Records from a data source
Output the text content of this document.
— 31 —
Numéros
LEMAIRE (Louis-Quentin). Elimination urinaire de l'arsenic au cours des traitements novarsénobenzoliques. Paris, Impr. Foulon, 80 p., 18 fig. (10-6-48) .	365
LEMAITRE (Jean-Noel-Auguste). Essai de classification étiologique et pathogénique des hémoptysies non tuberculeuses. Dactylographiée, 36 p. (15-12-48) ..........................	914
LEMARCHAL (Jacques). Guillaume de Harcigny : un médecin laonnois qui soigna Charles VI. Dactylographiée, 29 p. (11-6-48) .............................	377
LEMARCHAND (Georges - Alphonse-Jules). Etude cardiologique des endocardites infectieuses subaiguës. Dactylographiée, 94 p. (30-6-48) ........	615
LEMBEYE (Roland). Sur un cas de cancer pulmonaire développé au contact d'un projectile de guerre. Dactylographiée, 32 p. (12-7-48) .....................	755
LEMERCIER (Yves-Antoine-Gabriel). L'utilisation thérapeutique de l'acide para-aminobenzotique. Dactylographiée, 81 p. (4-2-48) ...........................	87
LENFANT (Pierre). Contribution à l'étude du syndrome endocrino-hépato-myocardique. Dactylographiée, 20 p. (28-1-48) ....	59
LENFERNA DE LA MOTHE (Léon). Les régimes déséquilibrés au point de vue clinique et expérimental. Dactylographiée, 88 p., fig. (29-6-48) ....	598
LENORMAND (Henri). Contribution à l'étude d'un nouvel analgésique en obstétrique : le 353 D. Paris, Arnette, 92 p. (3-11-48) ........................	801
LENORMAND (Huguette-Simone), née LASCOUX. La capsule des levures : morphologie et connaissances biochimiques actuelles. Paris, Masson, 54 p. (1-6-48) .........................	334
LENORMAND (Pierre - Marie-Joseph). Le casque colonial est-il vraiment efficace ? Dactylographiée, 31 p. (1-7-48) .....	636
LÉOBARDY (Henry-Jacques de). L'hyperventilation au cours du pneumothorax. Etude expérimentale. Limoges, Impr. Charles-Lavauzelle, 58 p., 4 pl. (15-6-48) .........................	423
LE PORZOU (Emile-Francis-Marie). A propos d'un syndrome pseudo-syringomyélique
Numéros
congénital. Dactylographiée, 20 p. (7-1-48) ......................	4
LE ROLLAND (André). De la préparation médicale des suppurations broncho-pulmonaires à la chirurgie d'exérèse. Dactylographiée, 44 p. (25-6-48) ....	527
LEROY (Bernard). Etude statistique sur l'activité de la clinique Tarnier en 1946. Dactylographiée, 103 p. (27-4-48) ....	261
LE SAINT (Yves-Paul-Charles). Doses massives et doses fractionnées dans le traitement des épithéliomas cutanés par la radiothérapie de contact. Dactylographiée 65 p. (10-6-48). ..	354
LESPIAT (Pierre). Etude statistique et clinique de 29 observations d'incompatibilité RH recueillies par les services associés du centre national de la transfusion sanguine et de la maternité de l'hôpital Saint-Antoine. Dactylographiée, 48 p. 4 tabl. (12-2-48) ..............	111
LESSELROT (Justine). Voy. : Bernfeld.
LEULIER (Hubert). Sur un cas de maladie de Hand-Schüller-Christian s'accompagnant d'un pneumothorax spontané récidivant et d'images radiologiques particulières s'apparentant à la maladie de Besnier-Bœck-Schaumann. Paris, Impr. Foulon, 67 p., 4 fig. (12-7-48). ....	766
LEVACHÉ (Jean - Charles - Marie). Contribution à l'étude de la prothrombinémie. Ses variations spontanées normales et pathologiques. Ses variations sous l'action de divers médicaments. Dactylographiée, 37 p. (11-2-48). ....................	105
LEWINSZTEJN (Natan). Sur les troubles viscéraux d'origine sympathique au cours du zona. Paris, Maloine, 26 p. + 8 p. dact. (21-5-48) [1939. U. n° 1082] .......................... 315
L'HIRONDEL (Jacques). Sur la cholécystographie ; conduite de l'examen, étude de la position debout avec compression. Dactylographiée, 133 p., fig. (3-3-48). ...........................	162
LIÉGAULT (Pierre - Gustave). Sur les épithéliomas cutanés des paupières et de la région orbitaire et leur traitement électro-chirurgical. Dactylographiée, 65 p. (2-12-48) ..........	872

Your goal: Of all the lines above, how many contain the word "statistique"? Answer with only the number.

Solved problem: 2